Dataset items

++++

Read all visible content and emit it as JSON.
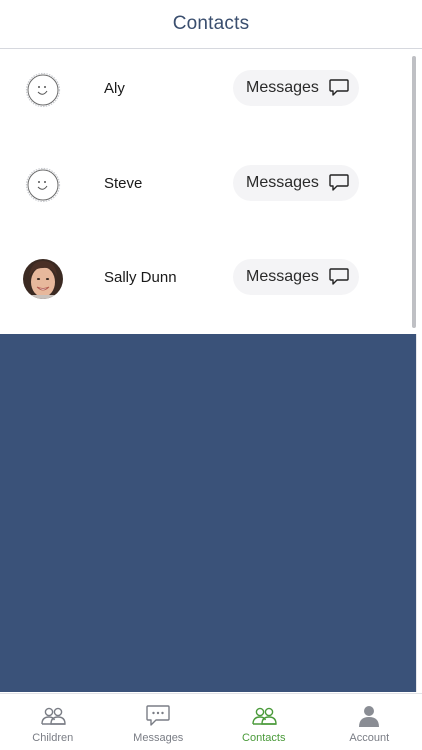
{
  "header": {
    "title": "Contacts"
  },
  "contacts": [
    {
      "name": "Aly",
      "action_label": "Messages",
      "avatar": "smiley-placeholder"
    },
    {
      "name": "Steve",
      "action_label": "Messages",
      "avatar": "smiley-placeholder"
    },
    {
      "name": "Sally Dunn",
      "action_label": "Messages",
      "avatar": "photo"
    }
  ],
  "tabs": [
    {
      "label": "Children",
      "icon": "people-icon",
      "active": false
    },
    {
      "label": "Messages",
      "icon": "chat-icon",
      "active": false
    },
    {
      "label": "Contacts",
      "icon": "contacts-icon",
      "active": true
    },
    {
      "label": "Account",
      "icon": "person-icon",
      "active": false
    }
  ],
  "colors": {
    "header_title": "#3a4e6e",
    "panel_blue": "#3a5279",
    "active_tab": "#4a9a3a",
    "inactive_tab": "#7a7d85"
  }
}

++++

- **THE TASK**
Print all of the records shown above exactly, leaving out each picture.

- **THE SOLUTION**
Read all visible content and emit it as JSON.
{
  "header": {
    "title": "Contacts"
  },
  "contacts": [
    {
      "name": "Aly",
      "action_label": "Messages",
      "avatar": "smiley-placeholder"
    },
    {
      "name": "Steve",
      "action_label": "Messages",
      "avatar": "smiley-placeholder"
    },
    {
      "name": "Sally Dunn",
      "action_label": "Messages",
      "avatar": "photo"
    }
  ],
  "tabs": [
    {
      "label": "Children",
      "icon": "people-icon",
      "active": false
    },
    {
      "label": "Messages",
      "icon": "chat-icon",
      "active": false
    },
    {
      "label": "Contacts",
      "icon": "contacts-icon",
      "active": true
    },
    {
      "label": "Account",
      "icon": "person-icon",
      "active": false
    }
  ],
  "colors": {
    "header_title": "#3a4e6e",
    "panel_blue": "#3a5279",
    "active_tab": "#4a9a3a",
    "inactive_tab": "#7a7d85"
  }
}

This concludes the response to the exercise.